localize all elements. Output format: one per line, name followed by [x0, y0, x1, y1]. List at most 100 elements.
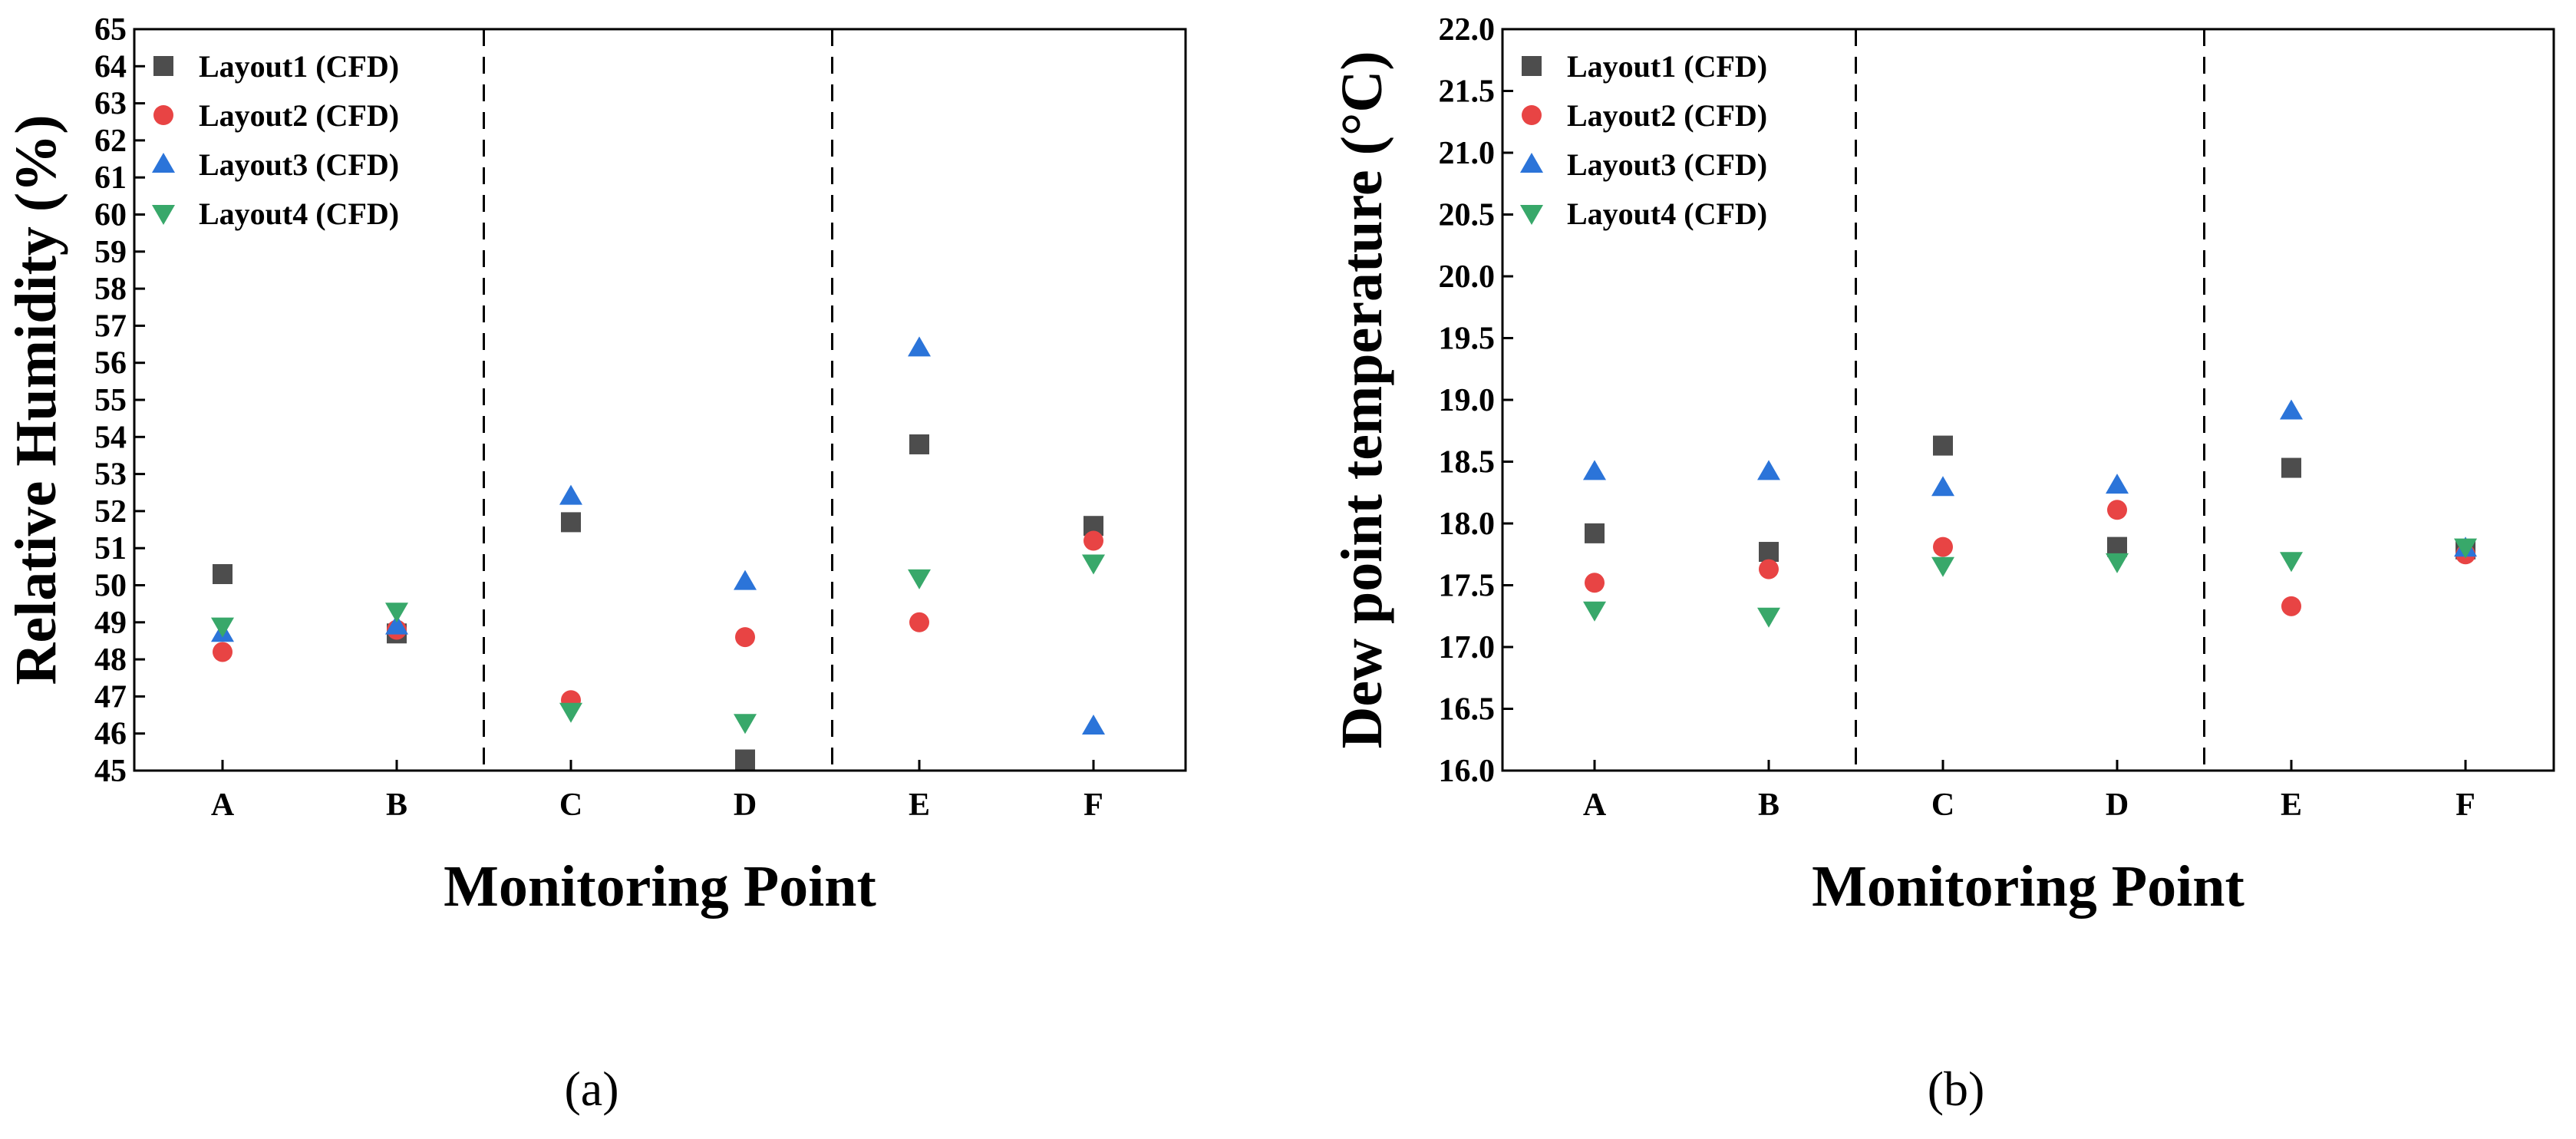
- legend-marker-layout1: [153, 56, 173, 76]
- chart-panel-a: 4546474849505152535455565758596061626364…: [4, 12, 1187, 1116]
- y-tick-label: 20.0: [1439, 259, 1496, 295]
- x-tick-label: D: [734, 787, 757, 823]
- legend-b: Layout1 (CFD) Layout2 (CFD) Layout3 (CFD) L…: [1520, 49, 1767, 231]
- y-tick-label: 52: [94, 494, 127, 530]
- legend-label-layout3: Layout3 (CFD): [199, 147, 399, 182]
- x-tick-label: A: [211, 787, 235, 823]
- data-point-layout2-D: [735, 627, 755, 648]
- x-tick-label: D: [2106, 787, 2129, 823]
- y-tick-label: 21.0: [1439, 136, 1496, 171]
- y-tick-label: 19.5: [1439, 322, 1496, 357]
- legend-label-layout2: Layout2 (CFD): [199, 98, 399, 133]
- x-axis-title-b: Monitoring Point: [1812, 854, 2245, 919]
- data-point-layout1-E: [909, 434, 929, 454]
- y-tick-label: 65: [94, 12, 127, 48]
- data-point-layout4-D: [2106, 553, 2129, 573]
- data-point-layout2-D: [2107, 500, 2127, 520]
- x-tick-label: E: [2281, 787, 2302, 823]
- y-tick-label: 57: [94, 309, 127, 344]
- data-point-layout2-B: [1759, 559, 1779, 579]
- y-tick-label: 21.5: [1439, 74, 1496, 110]
- data-point-layout3-C: [1931, 476, 1954, 497]
- dividers-b: [1855, 29, 2205, 771]
- data-point-layout3-B: [1757, 460, 1780, 480]
- legend-a: Layout1 (CFD) Layout2 (CFD) Layout3 (CFD) L…: [152, 49, 399, 231]
- y-tick-label: 48: [94, 642, 127, 678]
- panel-label-b: (b): [1928, 1061, 1985, 1116]
- legend-marker-layout1: [1522, 56, 1542, 76]
- y-tick-label: 51: [94, 531, 127, 566]
- data-point-layout3-E: [2280, 399, 2303, 420]
- data-point-layout2-E: [2281, 596, 2301, 616]
- data-point-layout1-C: [1933, 435, 1953, 456]
- legend-label-layout1: Layout1 (CFD): [199, 49, 399, 84]
- data-point-layout4-E: [2280, 552, 2303, 573]
- data-point-layout4-B: [385, 603, 408, 623]
- chart-panel-b: 16.0 16.5 17.0 17.5 18.0 18.5 19.0 19.5 20.0 20.5…: [1330, 12, 2555, 1116]
- data-point-layout1-A: [213, 564, 233, 585]
- data-point-layout2-F: [1084, 530, 1103, 551]
- y-tick-label: 18.0: [1439, 507, 1496, 542]
- y-tick-label: 16.5: [1439, 692, 1496, 728]
- plot-area-b: [1501, 28, 2555, 772]
- y-tick-label: 62: [94, 124, 127, 159]
- y-tick-label: 45: [94, 754, 127, 789]
- y-tick-label: 18.5: [1439, 445, 1496, 480]
- data-point-layout1-C: [561, 512, 581, 533]
- x-tick-label: B: [1758, 787, 1779, 823]
- data-point-layout3-F: [1082, 715, 1105, 735]
- x-tick-label: C: [1931, 787, 1954, 823]
- y-ticks-b: 16.0 16.5 17.0 17.5 18.0 18.5 19.0 19.5 20.0 20.5…: [1439, 12, 1513, 789]
- x-tick-label: B: [386, 787, 407, 823]
- legend-marker-layout3: [152, 153, 175, 173]
- x-tick-label: E: [909, 787, 930, 823]
- x-axis-title-a: Monitoring Point: [444, 854, 876, 919]
- y-tick-label: 60: [94, 198, 127, 233]
- data-point-layout4-F: [2454, 538, 2477, 559]
- data-point-layout2-A: [213, 642, 233, 662]
- data-point-layout3-B: [385, 614, 408, 635]
- y-ticks-a: 4546474849505152535455565758596061626364…: [94, 12, 145, 789]
- y-tick-label: 17.5: [1439, 569, 1496, 604]
- y-tick-label: 46: [94, 717, 127, 752]
- y-tick-label: 64: [94, 49, 127, 84]
- data-point-layout4-C: [1931, 556, 1954, 577]
- data-point-layout4-D: [734, 714, 757, 735]
- plot-area-a: [133, 28, 1187, 772]
- dividers-a: [483, 29, 833, 771]
- data-point-layout1-D: [735, 749, 755, 770]
- data-point-layout1-E: [2281, 457, 2301, 478]
- legend-marker-layout3: [1520, 153, 1543, 173]
- data-point-layout3-C: [559, 484, 582, 505]
- legend-marker-layout4: [152, 205, 175, 225]
- data-point-layout2-A: [1585, 573, 1605, 593]
- data-point-layout3-A: [1583, 460, 1606, 480]
- data-point-layout4-B: [1757, 607, 1780, 628]
- data-point-layout2-C: [1933, 536, 1953, 557]
- data-point-layout3-D: [2106, 474, 2129, 494]
- data-point-layout1-B: [1759, 542, 1779, 563]
- y-tick-label: 59: [94, 235, 127, 270]
- x-tick-label: F: [1084, 787, 1103, 823]
- x-tick-label: C: [559, 787, 582, 823]
- legend-label-layout2: Layout2 (CFD): [1567, 98, 1767, 133]
- y-tick-label: 17.0: [1439, 630, 1496, 665]
- data-point-layout1-A: [1585, 523, 1605, 543]
- y-tick-label: 54: [94, 420, 127, 455]
- data-point-layout4-E: [908, 569, 931, 589]
- data-point-layout4-F: [1082, 554, 1105, 575]
- y-tick-label: 22.0: [1439, 12, 1496, 48]
- x-ticks-a: A B C D E F: [211, 760, 1103, 823]
- y-axis-title-a: Relative Humidity (%): [4, 114, 68, 685]
- data-points-a: [211, 336, 1105, 770]
- legend-label-layout4: Layout4 (CFD): [199, 196, 399, 231]
- x-ticks-b: A B C D E F: [1583, 760, 2475, 823]
- y-tick-label: 49: [94, 606, 127, 641]
- data-point-layout4-A: [1583, 601, 1606, 622]
- y-tick-label: 50: [94, 569, 127, 604]
- y-tick-label: 55: [94, 383, 127, 418]
- data-point-layout4-A: [211, 617, 234, 638]
- legend-label-layout4: Layout4 (CFD): [1567, 196, 1767, 231]
- y-tick-label: 16.0: [1439, 754, 1496, 789]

### PROBLEM DETAILS
Please change every "Monitoring Point" in these lines to "Sampling Location" and give the lines again with nothing else altered. Leave the pictures out of your answer.

### TASK RESULT
localize all elements. Output format: one per line, name followed by [x0, y0, x1, y1]. List at most 100 elements.
- legend-marker-layout1: [153, 56, 173, 76]
- chart-panel-a: 4546474849505152535455565758596061626364…: [4, 12, 1187, 1116]
- y-tick-label: 20.0: [1439, 259, 1496, 295]
- x-tick-label: D: [734, 787, 757, 823]
- legend-b: Layout1 (CFD) Layout2 (CFD) Layout3 (CFD) L…: [1520, 49, 1767, 231]
- y-tick-label: 52: [94, 494, 127, 530]
- legend-label-layout3: Layout3 (CFD): [199, 147, 399, 182]
- x-tick-label: A: [211, 787, 235, 823]
- data-point-layout2-D: [735, 627, 755, 648]
- x-tick-label: D: [2106, 787, 2129, 823]
- y-tick-label: 21.0: [1439, 136, 1496, 171]
- y-tick-label: 19.5: [1439, 322, 1496, 357]
- legend-label-layout2: Layout2 (CFD): [199, 98, 399, 133]
- x-axis-title-b: Sampling Location: [1812, 854, 2245, 919]
- data-point-layout1-E: [909, 434, 929, 454]
- y-tick-label: 65: [94, 12, 127, 48]
- data-point-layout4-D: [2106, 553, 2129, 573]
- data-point-layout2-D: [2107, 500, 2127, 520]
- x-tick-label: E: [2281, 787, 2302, 823]
- y-tick-label: 57: [94, 309, 127, 344]
- data-point-layout2-B: [1759, 559, 1779, 579]
- y-tick-label: 21.5: [1439, 74, 1496, 110]
- data-point-layout3-C: [1931, 476, 1954, 497]
- dividers-b: [1855, 29, 2205, 771]
- data-point-layout3-B: [1757, 460, 1780, 480]
- legend-a: Layout1 (CFD) Layout2 (CFD) Layout3 (CFD) L…: [152, 49, 399, 231]
- y-tick-label: 48: [94, 642, 127, 678]
- panel-label-b: (b): [1928, 1061, 1985, 1116]
- legend-marker-layout1: [1522, 56, 1542, 76]
- y-tick-label: 51: [94, 531, 127, 566]
- data-point-layout3-E: [2280, 399, 2303, 420]
- data-point-layout2-E: [2281, 596, 2301, 616]
- data-point-layout1-C: [1933, 435, 1953, 456]
- legend-label-layout1: Layout1 (CFD): [199, 49, 399, 84]
- data-point-layout4-E: [2280, 552, 2303, 573]
- data-point-layout4-B: [385, 603, 408, 623]
- chart-panel-b: 16.0 16.5 17.0 17.5 18.0 18.5 19.0 19.5 20.0 20.5…: [1330, 12, 2555, 1116]
- data-point-layout1-A: [213, 564, 233, 585]
- data-point-layout2-F: [1084, 530, 1103, 551]
- y-tick-label: 18.0: [1439, 507, 1496, 542]
- y-tick-label: 16.5: [1439, 692, 1496, 728]
- plot-area-b: [1501, 28, 2555, 772]
- y-tick-label: 62: [94, 124, 127, 159]
- y-tick-label: 45: [94, 754, 127, 789]
- y-tick-label: 18.5: [1439, 445, 1496, 480]
- data-point-layout1-C: [561, 512, 581, 533]
- x-tick-label: B: [1758, 787, 1779, 823]
- data-point-layout3-F: [1082, 715, 1105, 735]
- x-tick-label: C: [1931, 787, 1954, 823]
- y-ticks-b: 16.0 16.5 17.0 17.5 18.0 18.5 19.0 19.5 20.0 20.5…: [1439, 12, 1513, 789]
- x-tick-label: B: [386, 787, 407, 823]
- legend-marker-layout3: [152, 153, 175, 173]
- x-tick-label: E: [909, 787, 930, 823]
- x-axis-title-a: Sampling Location: [444, 854, 876, 919]
- y-tick-label: 60: [94, 198, 127, 233]
- data-point-layout4-F: [2454, 538, 2477, 559]
- data-point-layout2-A: [213, 642, 233, 662]
- data-point-layout3-B: [385, 614, 408, 635]
- y-ticks-a: 4546474849505152535455565758596061626364…: [94, 12, 145, 789]
- y-tick-label: 17.5: [1439, 569, 1496, 604]
- y-tick-label: 46: [94, 717, 127, 752]
- y-tick-label: 64: [94, 49, 127, 84]
- data-point-layout4-C: [1931, 556, 1954, 577]
- data-point-layout4-D: [734, 714, 757, 735]
- plot-area-a: [133, 28, 1187, 772]
- dividers-a: [483, 29, 833, 771]
- data-point-layout1-D: [735, 749, 755, 770]
- data-point-layout1-E: [2281, 457, 2301, 478]
- legend-marker-layout3: [1520, 153, 1543, 173]
- data-point-layout3-C: [559, 484, 582, 505]
- legend-marker-layout4: [152, 205, 175, 225]
- data-point-layout2-A: [1585, 573, 1605, 593]
- data-point-layout3-A: [1583, 460, 1606, 480]
- data-point-layout4-B: [1757, 607, 1780, 628]
- data-point-layout2-C: [1933, 536, 1953, 557]
- data-point-layout3-D: [2106, 474, 2129, 494]
- data-point-layout1-B: [1759, 542, 1779, 563]
- y-tick-label: 59: [94, 235, 127, 270]
- x-tick-label: F: [1084, 787, 1103, 823]
- x-tick-label: C: [559, 787, 582, 823]
- legend-label-layout2: Layout2 (CFD): [1567, 98, 1767, 133]
- y-tick-label: 17.0: [1439, 630, 1496, 665]
- data-point-layout1-A: [1585, 523, 1605, 543]
- y-tick-label: 54: [94, 420, 127, 455]
- data-point-layout4-E: [908, 569, 931, 589]
- data-point-layout4-F: [1082, 554, 1105, 575]
- y-tick-label: 22.0: [1439, 12, 1496, 48]
- x-ticks-a: A B C D E F: [211, 760, 1103, 823]
- y-axis-title-a: Relative Humidity (%): [4, 114, 68, 685]
- data-points-a: [211, 336, 1105, 770]
- legend-label-layout4: Layout4 (CFD): [199, 196, 399, 231]
- x-ticks-b: A B C D E F: [1583, 760, 2475, 823]
- y-tick-label: 49: [94, 606, 127, 641]
- data-point-layout4-A: [1583, 601, 1606, 622]
- y-tick-label: 50: [94, 569, 127, 604]
- y-tick-label: 55: [94, 383, 127, 418]
- data-point-layout4-A: [211, 617, 234, 638]
- legend-label-layout4: Layout4 (CFD): [1567, 196, 1767, 231]
- y-tick-label: 16.0: [1439, 754, 1496, 789]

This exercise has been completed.